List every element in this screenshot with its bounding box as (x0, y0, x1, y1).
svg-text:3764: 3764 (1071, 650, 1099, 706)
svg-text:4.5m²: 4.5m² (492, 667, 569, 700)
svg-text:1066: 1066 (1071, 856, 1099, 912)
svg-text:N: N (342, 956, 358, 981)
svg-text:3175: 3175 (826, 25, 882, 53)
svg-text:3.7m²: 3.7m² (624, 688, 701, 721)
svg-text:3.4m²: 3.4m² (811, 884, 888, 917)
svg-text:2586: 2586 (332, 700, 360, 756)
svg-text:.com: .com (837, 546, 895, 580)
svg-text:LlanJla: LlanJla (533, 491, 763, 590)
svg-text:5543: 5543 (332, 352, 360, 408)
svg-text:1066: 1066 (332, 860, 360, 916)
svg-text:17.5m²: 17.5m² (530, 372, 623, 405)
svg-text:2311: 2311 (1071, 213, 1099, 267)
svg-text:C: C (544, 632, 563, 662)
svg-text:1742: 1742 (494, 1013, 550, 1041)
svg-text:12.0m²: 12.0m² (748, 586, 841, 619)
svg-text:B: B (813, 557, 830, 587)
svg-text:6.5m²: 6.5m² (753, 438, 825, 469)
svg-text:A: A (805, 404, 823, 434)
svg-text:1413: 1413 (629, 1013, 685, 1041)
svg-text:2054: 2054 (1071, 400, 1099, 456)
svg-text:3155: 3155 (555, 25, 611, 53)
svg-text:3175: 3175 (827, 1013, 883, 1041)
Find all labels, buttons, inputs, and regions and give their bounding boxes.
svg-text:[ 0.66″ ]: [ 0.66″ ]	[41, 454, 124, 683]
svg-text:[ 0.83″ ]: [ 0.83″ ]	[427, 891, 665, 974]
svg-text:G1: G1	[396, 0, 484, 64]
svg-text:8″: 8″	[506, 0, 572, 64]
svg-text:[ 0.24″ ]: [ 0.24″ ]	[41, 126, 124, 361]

■ **The task**:
Revise the records above by replacing "screenshot" with "screen capture" and leave every other part unchanged.

■ **The response**:
List every element in this screen capture with its bounding box as (x0, y0, x1, y1).
svg-text:3764: 3764 (1071, 650, 1099, 706)
svg-text:4.5m²: 4.5m² (492, 667, 569, 700)
svg-text:1066: 1066 (1071, 856, 1099, 912)
svg-text:N: N (342, 956, 358, 981)
svg-text:3175: 3175 (826, 25, 882, 53)
svg-text:3.7m²: 3.7m² (624, 688, 701, 721)
svg-text:3.4m²: 3.4m² (811, 884, 888, 917)
svg-text:2586: 2586 (332, 700, 360, 756)
svg-text:.com: .com (837, 546, 895, 580)
svg-text:LlanJla: LlanJla (533, 491, 763, 590)
svg-text:5543: 5543 (332, 352, 360, 408)
svg-text:1066: 1066 (332, 860, 360, 916)
svg-text:17.5m²: 17.5m² (530, 372, 623, 405)
svg-text:2311: 2311 (1071, 213, 1099, 267)
svg-text:C: C (544, 632, 563, 662)
svg-text:1742: 1742 (494, 1013, 550, 1041)
svg-text:12.0m²: 12.0m² (748, 586, 841, 619)
svg-text:B: B (813, 557, 830, 587)
svg-text:6.5m²: 6.5m² (753, 438, 825, 469)
svg-text:A: A (805, 404, 823, 434)
svg-text:1413: 1413 (629, 1013, 685, 1041)
svg-text:2054: 2054 (1071, 400, 1099, 456)
svg-text:3155: 3155 (555, 25, 611, 53)
svg-text:3175: 3175 (827, 1013, 883, 1041)
Find all labels, buttons, inputs, and regions and give their bounding boxes.
svg-text:[ 0.66″ ]: [ 0.66″ ]	[41, 454, 124, 683]
svg-text:[ 0.83″ ]: [ 0.83″ ]	[427, 891, 665, 974]
svg-text:G1: G1	[396, 0, 484, 64]
svg-text:8″: 8″	[506, 0, 572, 64]
svg-text:[ 0.24″ ]: [ 0.24″ ]	[41, 126, 124, 361]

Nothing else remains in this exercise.